• SOURCE DATA:
◆ ◆ ◆ ◆ ◆ ◆ ◆
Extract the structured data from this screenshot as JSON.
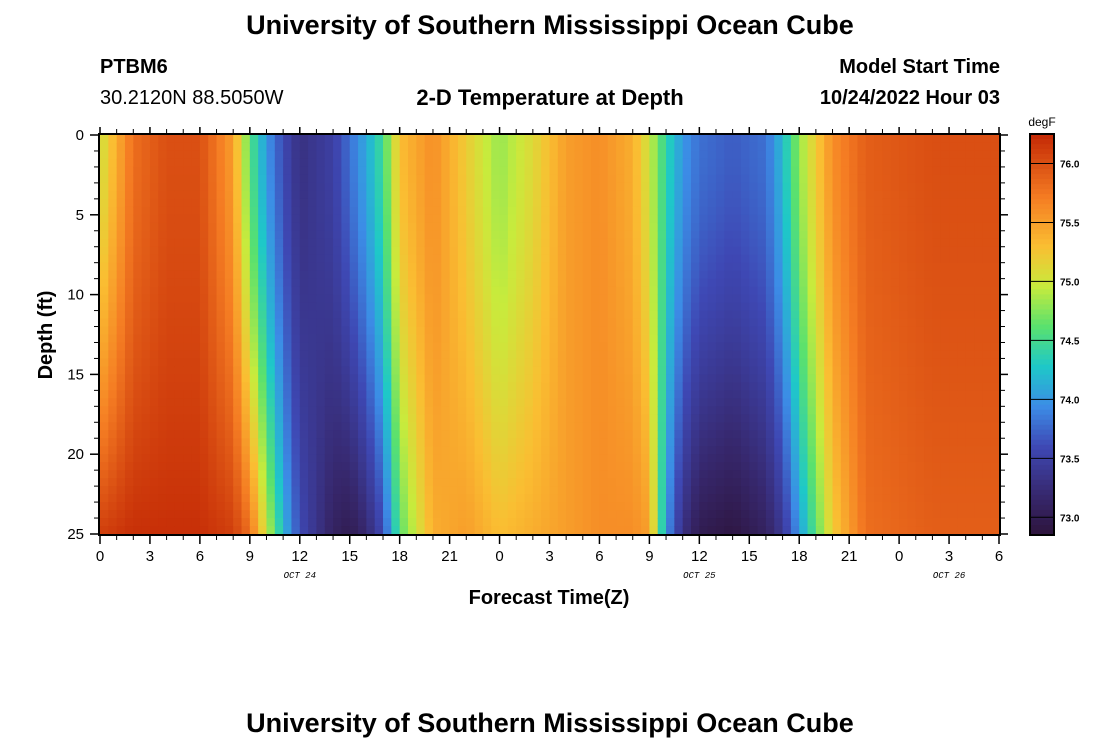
{
  "header": {
    "title": "University of Southern Mississippi Ocean Cube",
    "station_id": "PTBM6",
    "coords": "30.2120N  88.5050W",
    "plot_title": "2-D Temperature at Depth",
    "model_start_label": "Model Start Time",
    "model_start_value": "10/24/2022 Hour 03"
  },
  "footer": {
    "title": "University of Southern Mississippi Ocean Cube"
  },
  "chart_data": {
    "type": "heatmap",
    "title": "2-D Temperature at Depth",
    "xlabel": "Forecast Time(Z)",
    "ylabel": "Depth (ft)",
    "x_start_hour": 0,
    "x_end_hour": 54,
    "x_tick_labels": [
      "0",
      "3",
      "6",
      "9",
      "12",
      "15",
      "18",
      "21",
      "0",
      "3",
      "6",
      "9",
      "12",
      "15",
      "18",
      "21",
      "0",
      "3",
      "6"
    ],
    "x_tick_hours": [
      0,
      3,
      6,
      9,
      12,
      15,
      18,
      21,
      24,
      27,
      30,
      33,
      36,
      39,
      42,
      45,
      48,
      51,
      54
    ],
    "date_labels": [
      {
        "label": "OCT 24",
        "hour": 12
      },
      {
        "label": "OCT 25",
        "hour": 36
      },
      {
        "label": "OCT 26",
        "hour": 51
      }
    ],
    "y_ticks": [
      "0",
      "5",
      "10",
      "15",
      "20",
      "25"
    ],
    "y_tick_values": [
      0,
      5,
      10,
      15,
      20,
      25
    ],
    "ylim": [
      0,
      25
    ],
    "colorbar": {
      "unit": "degF",
      "min": 72.85,
      "max": 76.25,
      "tick_labels": [
        "73.0",
        "73.5",
        "74.0",
        "74.5",
        "75.0",
        "75.5",
        "76.0"
      ],
      "tick_values": [
        73.0,
        73.5,
        74.0,
        74.5,
        75.0,
        75.5,
        76.0
      ]
    },
    "temperature_profile": {
      "description": "Surface (0 ft) and bottom (25 ft) temperature at key forecast hours; intermediate depths interpolated",
      "hours": [
        0,
        2,
        4,
        6,
        8,
        9,
        10,
        11,
        12,
        14,
        15,
        16,
        17,
        18,
        20,
        22,
        24,
        26,
        28,
        30,
        32,
        33,
        34,
        35,
        36,
        38,
        40,
        41,
        42,
        44,
        46,
        50,
        54
      ],
      "surface_degF": [
        75.0,
        75.8,
        76.0,
        76.0,
        75.5,
        74.6,
        74.0,
        73.6,
        73.3,
        73.5,
        73.8,
        74.1,
        74.5,
        75.3,
        75.6,
        75.2,
        74.8,
        75.1,
        75.5,
        75.6,
        75.4,
        75.0,
        74.4,
        74.0,
        73.8,
        73.7,
        73.8,
        74.2,
        74.8,
        75.6,
        75.9,
        76.0,
        76.0
      ],
      "bottom_degF": [
        76.1,
        76.2,
        76.2,
        76.2,
        76.1,
        75.8,
        75.0,
        74.2,
        73.6,
        73.1,
        73.0,
        73.2,
        73.6,
        74.6,
        75.4,
        75.5,
        75.3,
        75.4,
        75.5,
        75.6,
        75.6,
        75.5,
        74.0,
        73.3,
        73.0,
        72.9,
        73.1,
        73.4,
        74.0,
        75.2,
        75.8,
        75.9,
        75.9
      ]
    }
  }
}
◆ ◆ ◆ ◆ ◆ ◆ ◆
• CHALLENGE: Leave the pictures out and print the records above exactly as they stand.

• WRITTEN ANSWER:
Extract the structured data from this screenshot as JSON.
{
  "header": {
    "title": "University of Southern Mississippi Ocean Cube",
    "station_id": "PTBM6",
    "coords": "30.2120N  88.5050W",
    "plot_title": "2-D Temperature at Depth",
    "model_start_label": "Model Start Time",
    "model_start_value": "10/24/2022 Hour 03"
  },
  "footer": {
    "title": "University of Southern Mississippi Ocean Cube"
  },
  "chart_data": {
    "type": "heatmap",
    "title": "2-D Temperature at Depth",
    "xlabel": "Forecast Time(Z)",
    "ylabel": "Depth (ft)",
    "x_start_hour": 0,
    "x_end_hour": 54,
    "x_tick_labels": [
      "0",
      "3",
      "6",
      "9",
      "12",
      "15",
      "18",
      "21",
      "0",
      "3",
      "6",
      "9",
      "12",
      "15",
      "18",
      "21",
      "0",
      "3",
      "6"
    ],
    "x_tick_hours": [
      0,
      3,
      6,
      9,
      12,
      15,
      18,
      21,
      24,
      27,
      30,
      33,
      36,
      39,
      42,
      45,
      48,
      51,
      54
    ],
    "date_labels": [
      {
        "label": "OCT 24",
        "hour": 12
      },
      {
        "label": "OCT 25",
        "hour": 36
      },
      {
        "label": "OCT 26",
        "hour": 51
      }
    ],
    "y_ticks": [
      "0",
      "5",
      "10",
      "15",
      "20",
      "25"
    ],
    "y_tick_values": [
      0,
      5,
      10,
      15,
      20,
      25
    ],
    "ylim": [
      0,
      25
    ],
    "colorbar": {
      "unit": "degF",
      "min": 72.85,
      "max": 76.25,
      "tick_labels": [
        "73.0",
        "73.5",
        "74.0",
        "74.5",
        "75.0",
        "75.5",
        "76.0"
      ],
      "tick_values": [
        73.0,
        73.5,
        74.0,
        74.5,
        75.0,
        75.5,
        76.0
      ]
    },
    "temperature_profile": {
      "description": "Surface (0 ft) and bottom (25 ft) temperature at key forecast hours; intermediate depths interpolated",
      "hours": [
        0,
        2,
        4,
        6,
        8,
        9,
        10,
        11,
        12,
        14,
        15,
        16,
        17,
        18,
        20,
        22,
        24,
        26,
        28,
        30,
        32,
        33,
        34,
        35,
        36,
        38,
        40,
        41,
        42,
        44,
        46,
        50,
        54
      ],
      "surface_degF": [
        75.0,
        75.8,
        76.0,
        76.0,
        75.5,
        74.6,
        74.0,
        73.6,
        73.3,
        73.5,
        73.8,
        74.1,
        74.5,
        75.3,
        75.6,
        75.2,
        74.8,
        75.1,
        75.5,
        75.6,
        75.4,
        75.0,
        74.4,
        74.0,
        73.8,
        73.7,
        73.8,
        74.2,
        74.8,
        75.6,
        75.9,
        76.0,
        76.0
      ],
      "bottom_degF": [
        76.1,
        76.2,
        76.2,
        76.2,
        76.1,
        75.8,
        75.0,
        74.2,
        73.6,
        73.1,
        73.0,
        73.2,
        73.6,
        74.6,
        75.4,
        75.5,
        75.3,
        75.4,
        75.5,
        75.6,
        75.6,
        75.5,
        74.0,
        73.3,
        73.0,
        72.9,
        73.1,
        73.4,
        74.0,
        75.2,
        75.8,
        75.9,
        75.9
      ]
    }
  }
}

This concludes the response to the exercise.